**WHAT YOU HAVE TO DO**: The records should be repeated word for word, pictures excluded.

------ THE DATA

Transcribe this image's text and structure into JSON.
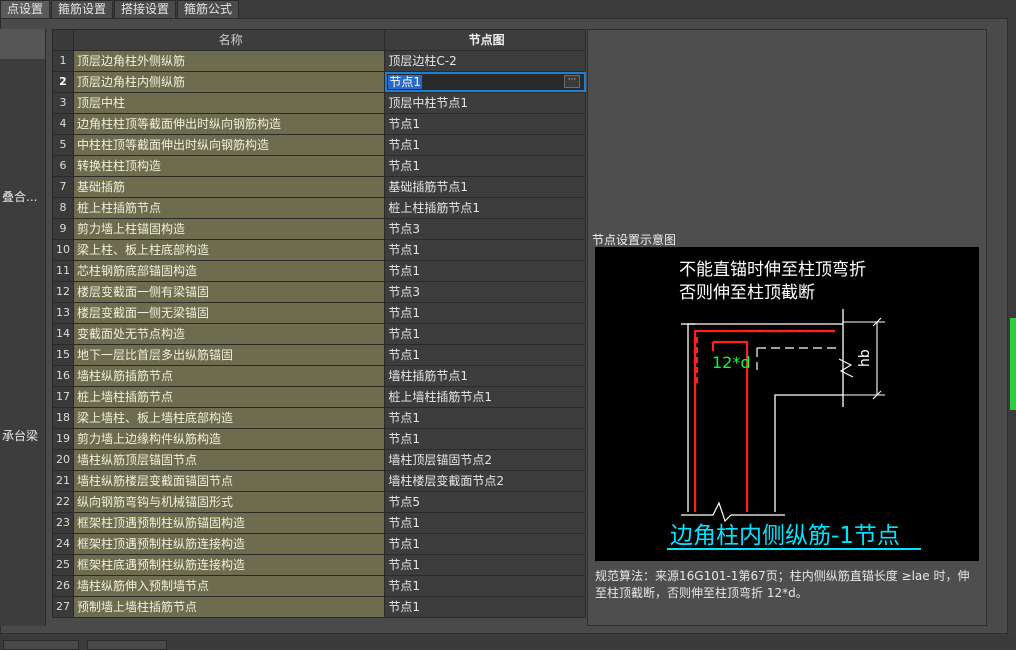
{
  "tabs": [
    "点设置",
    "箍筋设置",
    "搭接设置",
    "箍筋公式"
  ],
  "left_panel": {
    "item1": "叠合...",
    "item2": "承台梁"
  },
  "table": {
    "headers": {
      "num": "",
      "name": "名称",
      "node": "节点图"
    },
    "rows": [
      {
        "num": "1",
        "name": "顶层边角柱外侧纵筋",
        "node": "顶层边柱C-2"
      },
      {
        "num": "2",
        "name": "顶层边角柱内侧纵筋",
        "node": "节点1"
      },
      {
        "num": "3",
        "name": "顶层中柱",
        "node": "顶层中柱节点1"
      },
      {
        "num": "4",
        "name": "边角柱柱顶等截面伸出时纵向钢筋构造",
        "node": "节点1"
      },
      {
        "num": "5",
        "name": "中柱柱顶等截面伸出时纵向钢筋构造",
        "node": "节点1"
      },
      {
        "num": "6",
        "name": "转换柱柱顶构造",
        "node": "节点1"
      },
      {
        "num": "7",
        "name": "基础插筋",
        "node": "基础插筋节点1"
      },
      {
        "num": "8",
        "name": "桩上柱插筋节点",
        "node": "桩上柱插筋节点1"
      },
      {
        "num": "9",
        "name": "剪力墙上柱锚固构造",
        "node": "节点3"
      },
      {
        "num": "10",
        "name": "梁上柱、板上柱底部构造",
        "node": "节点1"
      },
      {
        "num": "11",
        "name": "芯柱钢筋底部锚固构造",
        "node": "节点1"
      },
      {
        "num": "12",
        "name": "楼层变截面一侧有梁锚固",
        "node": "节点3"
      },
      {
        "num": "13",
        "name": "楼层变截面一侧无梁锚固",
        "node": "节点1"
      },
      {
        "num": "14",
        "name": "变截面处无节点构造",
        "node": "节点1"
      },
      {
        "num": "15",
        "name": "地下一层比首层多出纵筋锚固",
        "node": "节点1"
      },
      {
        "num": "16",
        "name": "墙柱纵筋插筋节点",
        "node": "墙柱插筋节点1"
      },
      {
        "num": "17",
        "name": "桩上墙柱插筋节点",
        "node": "桩上墙柱插筋节点1"
      },
      {
        "num": "18",
        "name": "梁上墙柱、板上墙柱底部构造",
        "node": "节点1"
      },
      {
        "num": "19",
        "name": "剪力墙上边缘构件纵筋构造",
        "node": "节点1"
      },
      {
        "num": "20",
        "name": "墙柱纵筋顶层锚固节点",
        "node": "墙柱顶层锚固节点2"
      },
      {
        "num": "21",
        "name": "墙柱纵筋楼层变截面锚固节点",
        "node": "墙柱楼层变截面节点2"
      },
      {
        "num": "22",
        "name": "纵向钢筋弯钩与机械锚固形式",
        "node": "节点5"
      },
      {
        "num": "23",
        "name": "框架柱顶遇预制柱纵筋锚固构造",
        "node": "节点1"
      },
      {
        "num": "24",
        "name": "框架柱顶遇预制柱纵筋连接构造",
        "node": "节点1"
      },
      {
        "num": "25",
        "name": "框架柱底遇预制柱纵筋连接构造",
        "node": "节点1"
      },
      {
        "num": "26",
        "name": "墙柱纵筋伸入预制墙节点",
        "node": "节点1"
      },
      {
        "num": "27",
        "name": "预制墙上墙柱插筋节点",
        "node": "节点1"
      }
    ],
    "selected_row": 2
  },
  "diagram": {
    "panel_title": "节点设置示意图",
    "line1": "不能直锚时伸至柱顶弯折",
    "line2": "否则伸至柱顶截断",
    "label_12d": "12*d",
    "label_hb": "hb",
    "caption": "边角柱内侧纵筋-1节点",
    "colors": {
      "rebar": "#ff2020",
      "caption": "#00e5ff",
      "dim": "#00ff33",
      "line": "#ffffff"
    }
  },
  "note": "规范算法：来源16G101-1第67页；柱内侧纵筋直锚长度 ≥lae 时，伸至柱顶截断，否则伸至柱顶弯折 12*d。",
  "ellipsis_glyph": "···"
}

------------

**REPLY TO THE EXERCISE**:
Transcribe this image's text and structure into JSON.
{
  "tabs": [
    "点设置",
    "箍筋设置",
    "搭接设置",
    "箍筋公式"
  ],
  "left_panel": {
    "item1": "叠合...",
    "item2": "承台梁"
  },
  "table": {
    "headers": {
      "num": "",
      "name": "名称",
      "node": "节点图"
    },
    "rows": [
      {
        "num": "1",
        "name": "顶层边角柱外侧纵筋",
        "node": "顶层边柱C-2"
      },
      {
        "num": "2",
        "name": "顶层边角柱内侧纵筋",
        "node": "节点1"
      },
      {
        "num": "3",
        "name": "顶层中柱",
        "node": "顶层中柱节点1"
      },
      {
        "num": "4",
        "name": "边角柱柱顶等截面伸出时纵向钢筋构造",
        "node": "节点1"
      },
      {
        "num": "5",
        "name": "中柱柱顶等截面伸出时纵向钢筋构造",
        "node": "节点1"
      },
      {
        "num": "6",
        "name": "转换柱柱顶构造",
        "node": "节点1"
      },
      {
        "num": "7",
        "name": "基础插筋",
        "node": "基础插筋节点1"
      },
      {
        "num": "8",
        "name": "桩上柱插筋节点",
        "node": "桩上柱插筋节点1"
      },
      {
        "num": "9",
        "name": "剪力墙上柱锚固构造",
        "node": "节点3"
      },
      {
        "num": "10",
        "name": "梁上柱、板上柱底部构造",
        "node": "节点1"
      },
      {
        "num": "11",
        "name": "芯柱钢筋底部锚固构造",
        "node": "节点1"
      },
      {
        "num": "12",
        "name": "楼层变截面一侧有梁锚固",
        "node": "节点3"
      },
      {
        "num": "13",
        "name": "楼层变截面一侧无梁锚固",
        "node": "节点1"
      },
      {
        "num": "14",
        "name": "变截面处无节点构造",
        "node": "节点1"
      },
      {
        "num": "15",
        "name": "地下一层比首层多出纵筋锚固",
        "node": "节点1"
      },
      {
        "num": "16",
        "name": "墙柱纵筋插筋节点",
        "node": "墙柱插筋节点1"
      },
      {
        "num": "17",
        "name": "桩上墙柱插筋节点",
        "node": "桩上墙柱插筋节点1"
      },
      {
        "num": "18",
        "name": "梁上墙柱、板上墙柱底部构造",
        "node": "节点1"
      },
      {
        "num": "19",
        "name": "剪力墙上边缘构件纵筋构造",
        "node": "节点1"
      },
      {
        "num": "20",
        "name": "墙柱纵筋顶层锚固节点",
        "node": "墙柱顶层锚固节点2"
      },
      {
        "num": "21",
        "name": "墙柱纵筋楼层变截面锚固节点",
        "node": "墙柱楼层变截面节点2"
      },
      {
        "num": "22",
        "name": "纵向钢筋弯钩与机械锚固形式",
        "node": "节点5"
      },
      {
        "num": "23",
        "name": "框架柱顶遇预制柱纵筋锚固构造",
        "node": "节点1"
      },
      {
        "num": "24",
        "name": "框架柱顶遇预制柱纵筋连接构造",
        "node": "节点1"
      },
      {
        "num": "25",
        "name": "框架柱底遇预制柱纵筋连接构造",
        "node": "节点1"
      },
      {
        "num": "26",
        "name": "墙柱纵筋伸入预制墙节点",
        "node": "节点1"
      },
      {
        "num": "27",
        "name": "预制墙上墙柱插筋节点",
        "node": "节点1"
      }
    ],
    "selected_row": 2
  },
  "diagram": {
    "panel_title": "节点设置示意图",
    "line1": "不能直锚时伸至柱顶弯折",
    "line2": "否则伸至柱顶截断",
    "label_12d": "12*d",
    "label_hb": "hb",
    "caption": "边角柱内侧纵筋-1节点",
    "colors": {
      "rebar": "#ff2020",
      "caption": "#00e5ff",
      "dim": "#00ff33",
      "line": "#ffffff"
    }
  },
  "note": "规范算法：来源16G101-1第67页；柱内侧纵筋直锚长度 ≥lae 时，伸至柱顶截断，否则伸至柱顶弯折 12*d。",
  "ellipsis_glyph": "···"
}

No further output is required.